------ MATERIAL SHOWN
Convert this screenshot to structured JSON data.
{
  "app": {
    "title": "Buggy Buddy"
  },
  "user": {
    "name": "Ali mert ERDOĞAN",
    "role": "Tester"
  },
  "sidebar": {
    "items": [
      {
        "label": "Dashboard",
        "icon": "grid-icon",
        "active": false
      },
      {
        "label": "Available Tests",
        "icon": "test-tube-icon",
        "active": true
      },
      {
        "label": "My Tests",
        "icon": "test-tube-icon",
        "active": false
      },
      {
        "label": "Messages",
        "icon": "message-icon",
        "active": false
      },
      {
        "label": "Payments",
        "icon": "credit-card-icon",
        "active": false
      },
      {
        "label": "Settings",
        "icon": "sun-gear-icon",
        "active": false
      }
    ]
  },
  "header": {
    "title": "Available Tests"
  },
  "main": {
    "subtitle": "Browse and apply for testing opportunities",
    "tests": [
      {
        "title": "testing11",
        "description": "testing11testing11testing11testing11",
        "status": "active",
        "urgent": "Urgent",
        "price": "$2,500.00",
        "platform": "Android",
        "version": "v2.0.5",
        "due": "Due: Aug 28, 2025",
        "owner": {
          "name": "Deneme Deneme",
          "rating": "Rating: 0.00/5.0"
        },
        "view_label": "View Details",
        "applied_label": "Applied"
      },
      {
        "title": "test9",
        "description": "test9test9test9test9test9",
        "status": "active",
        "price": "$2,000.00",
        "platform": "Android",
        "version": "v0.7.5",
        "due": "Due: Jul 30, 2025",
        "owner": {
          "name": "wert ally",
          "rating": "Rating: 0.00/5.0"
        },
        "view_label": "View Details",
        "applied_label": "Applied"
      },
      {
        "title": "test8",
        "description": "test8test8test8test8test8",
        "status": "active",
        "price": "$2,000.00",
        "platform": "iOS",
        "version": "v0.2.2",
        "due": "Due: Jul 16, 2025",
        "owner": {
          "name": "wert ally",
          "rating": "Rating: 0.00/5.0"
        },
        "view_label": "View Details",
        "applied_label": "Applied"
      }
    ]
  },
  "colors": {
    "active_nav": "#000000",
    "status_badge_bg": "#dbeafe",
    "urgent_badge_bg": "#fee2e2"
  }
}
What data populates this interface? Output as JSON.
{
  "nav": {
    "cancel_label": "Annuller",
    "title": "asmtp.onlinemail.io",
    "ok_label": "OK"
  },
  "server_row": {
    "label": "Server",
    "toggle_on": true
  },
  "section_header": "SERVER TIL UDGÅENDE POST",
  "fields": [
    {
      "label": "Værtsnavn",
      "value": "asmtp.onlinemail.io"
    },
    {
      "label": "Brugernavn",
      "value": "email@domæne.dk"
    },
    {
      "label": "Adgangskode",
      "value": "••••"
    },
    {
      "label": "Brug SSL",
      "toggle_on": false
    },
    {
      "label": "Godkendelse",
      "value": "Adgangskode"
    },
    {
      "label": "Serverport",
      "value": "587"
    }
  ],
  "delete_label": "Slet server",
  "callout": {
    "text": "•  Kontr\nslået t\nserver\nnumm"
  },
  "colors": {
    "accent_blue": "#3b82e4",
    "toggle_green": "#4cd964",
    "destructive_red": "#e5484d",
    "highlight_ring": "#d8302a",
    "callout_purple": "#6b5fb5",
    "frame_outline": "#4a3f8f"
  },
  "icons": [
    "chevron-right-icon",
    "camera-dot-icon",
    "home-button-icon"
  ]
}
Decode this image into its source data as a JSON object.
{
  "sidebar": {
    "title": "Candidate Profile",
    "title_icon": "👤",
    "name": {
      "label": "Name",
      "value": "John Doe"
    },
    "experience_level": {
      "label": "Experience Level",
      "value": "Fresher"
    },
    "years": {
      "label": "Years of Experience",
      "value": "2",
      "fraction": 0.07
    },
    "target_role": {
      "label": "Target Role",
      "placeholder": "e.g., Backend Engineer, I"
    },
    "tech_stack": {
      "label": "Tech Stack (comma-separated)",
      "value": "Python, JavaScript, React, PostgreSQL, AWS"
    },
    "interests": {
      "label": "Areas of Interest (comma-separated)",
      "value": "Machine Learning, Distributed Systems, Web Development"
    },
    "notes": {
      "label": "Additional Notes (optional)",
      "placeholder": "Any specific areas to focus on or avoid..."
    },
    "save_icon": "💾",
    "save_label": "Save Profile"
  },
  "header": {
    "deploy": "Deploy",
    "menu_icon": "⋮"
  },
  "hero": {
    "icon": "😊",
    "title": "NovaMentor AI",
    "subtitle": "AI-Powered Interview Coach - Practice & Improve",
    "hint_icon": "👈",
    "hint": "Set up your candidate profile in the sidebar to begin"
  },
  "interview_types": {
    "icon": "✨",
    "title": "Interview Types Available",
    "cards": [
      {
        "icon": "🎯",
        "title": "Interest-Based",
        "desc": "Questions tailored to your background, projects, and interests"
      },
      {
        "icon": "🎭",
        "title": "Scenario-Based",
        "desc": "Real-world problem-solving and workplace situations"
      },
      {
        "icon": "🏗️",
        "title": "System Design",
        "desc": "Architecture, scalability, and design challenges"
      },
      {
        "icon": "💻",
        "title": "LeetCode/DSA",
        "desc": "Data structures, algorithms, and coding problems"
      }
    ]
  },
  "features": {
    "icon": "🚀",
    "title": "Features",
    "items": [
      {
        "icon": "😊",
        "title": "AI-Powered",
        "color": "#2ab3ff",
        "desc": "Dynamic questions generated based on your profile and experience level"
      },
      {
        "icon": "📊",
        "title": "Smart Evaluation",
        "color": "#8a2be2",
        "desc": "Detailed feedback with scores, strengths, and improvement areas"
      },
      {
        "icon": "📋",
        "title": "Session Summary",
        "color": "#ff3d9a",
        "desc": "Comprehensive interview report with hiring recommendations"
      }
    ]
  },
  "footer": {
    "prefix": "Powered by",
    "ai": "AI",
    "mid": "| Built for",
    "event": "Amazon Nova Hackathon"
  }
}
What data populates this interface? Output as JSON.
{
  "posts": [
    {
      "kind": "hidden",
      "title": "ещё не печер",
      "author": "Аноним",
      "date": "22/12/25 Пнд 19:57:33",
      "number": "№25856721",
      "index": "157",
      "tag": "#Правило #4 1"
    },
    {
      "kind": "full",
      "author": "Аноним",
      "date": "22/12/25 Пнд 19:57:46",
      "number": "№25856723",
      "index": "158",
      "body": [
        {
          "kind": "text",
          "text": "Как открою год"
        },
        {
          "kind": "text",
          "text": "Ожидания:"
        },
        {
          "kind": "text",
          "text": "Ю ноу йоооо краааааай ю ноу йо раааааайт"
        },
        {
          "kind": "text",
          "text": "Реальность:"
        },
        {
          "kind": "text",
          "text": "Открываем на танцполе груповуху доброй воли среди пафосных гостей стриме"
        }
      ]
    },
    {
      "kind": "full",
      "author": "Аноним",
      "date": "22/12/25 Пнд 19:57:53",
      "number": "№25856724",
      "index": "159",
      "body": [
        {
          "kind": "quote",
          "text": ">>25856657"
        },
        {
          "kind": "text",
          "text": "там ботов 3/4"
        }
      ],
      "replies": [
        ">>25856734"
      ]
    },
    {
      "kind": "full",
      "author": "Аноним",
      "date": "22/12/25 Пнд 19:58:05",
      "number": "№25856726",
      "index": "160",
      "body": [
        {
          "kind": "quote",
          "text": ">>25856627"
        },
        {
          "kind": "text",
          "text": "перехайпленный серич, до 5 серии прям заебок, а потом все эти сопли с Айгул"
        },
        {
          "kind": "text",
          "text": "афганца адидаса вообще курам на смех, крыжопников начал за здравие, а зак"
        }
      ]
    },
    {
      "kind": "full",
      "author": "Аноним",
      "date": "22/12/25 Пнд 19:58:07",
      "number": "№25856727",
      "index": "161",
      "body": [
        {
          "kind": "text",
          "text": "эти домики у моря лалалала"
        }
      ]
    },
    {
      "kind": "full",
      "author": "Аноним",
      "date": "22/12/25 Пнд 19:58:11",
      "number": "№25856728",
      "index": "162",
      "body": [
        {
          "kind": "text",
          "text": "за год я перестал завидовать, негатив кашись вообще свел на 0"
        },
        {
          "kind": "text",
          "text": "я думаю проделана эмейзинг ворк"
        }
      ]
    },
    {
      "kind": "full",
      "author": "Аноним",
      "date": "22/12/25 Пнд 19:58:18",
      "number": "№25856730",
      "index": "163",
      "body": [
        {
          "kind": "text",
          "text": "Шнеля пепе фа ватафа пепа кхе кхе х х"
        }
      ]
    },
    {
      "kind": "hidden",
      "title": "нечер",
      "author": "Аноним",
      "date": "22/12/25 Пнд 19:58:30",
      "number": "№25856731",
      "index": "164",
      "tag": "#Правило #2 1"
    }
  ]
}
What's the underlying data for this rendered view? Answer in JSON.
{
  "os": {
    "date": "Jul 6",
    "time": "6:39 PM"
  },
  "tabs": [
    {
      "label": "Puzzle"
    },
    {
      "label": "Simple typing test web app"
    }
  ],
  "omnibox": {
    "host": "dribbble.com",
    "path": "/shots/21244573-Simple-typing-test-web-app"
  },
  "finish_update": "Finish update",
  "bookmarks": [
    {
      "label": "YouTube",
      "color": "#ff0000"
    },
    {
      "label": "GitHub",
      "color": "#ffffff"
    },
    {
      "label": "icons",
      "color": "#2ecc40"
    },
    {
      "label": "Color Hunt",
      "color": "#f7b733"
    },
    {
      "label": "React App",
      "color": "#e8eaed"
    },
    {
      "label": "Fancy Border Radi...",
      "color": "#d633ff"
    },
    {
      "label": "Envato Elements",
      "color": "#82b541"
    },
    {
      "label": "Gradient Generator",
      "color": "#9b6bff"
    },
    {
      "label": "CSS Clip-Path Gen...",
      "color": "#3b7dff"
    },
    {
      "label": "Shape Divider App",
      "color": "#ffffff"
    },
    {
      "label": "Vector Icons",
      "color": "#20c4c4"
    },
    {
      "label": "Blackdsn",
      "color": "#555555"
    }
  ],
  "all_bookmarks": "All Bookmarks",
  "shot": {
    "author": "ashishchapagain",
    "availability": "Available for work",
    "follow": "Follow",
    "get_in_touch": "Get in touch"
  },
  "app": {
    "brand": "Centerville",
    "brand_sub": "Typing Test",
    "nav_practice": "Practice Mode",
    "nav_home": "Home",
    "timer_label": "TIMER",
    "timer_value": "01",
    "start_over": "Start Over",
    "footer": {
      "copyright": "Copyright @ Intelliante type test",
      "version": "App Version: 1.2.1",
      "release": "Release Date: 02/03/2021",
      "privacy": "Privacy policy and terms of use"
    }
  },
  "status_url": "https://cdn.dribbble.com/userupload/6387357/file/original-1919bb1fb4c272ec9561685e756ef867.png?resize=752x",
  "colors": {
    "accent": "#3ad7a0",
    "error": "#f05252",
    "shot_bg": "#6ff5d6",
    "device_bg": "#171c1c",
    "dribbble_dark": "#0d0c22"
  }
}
------------
= INSTRUCTIONS TO FOLLOW =
From the listing above, collect each line in which the string "with" appears.

= REPLY =
        "desc": "Detailed feedback with scores, strengths, and improvement areas"
        "desc": "Comprehensive interview report with hiring recommendations"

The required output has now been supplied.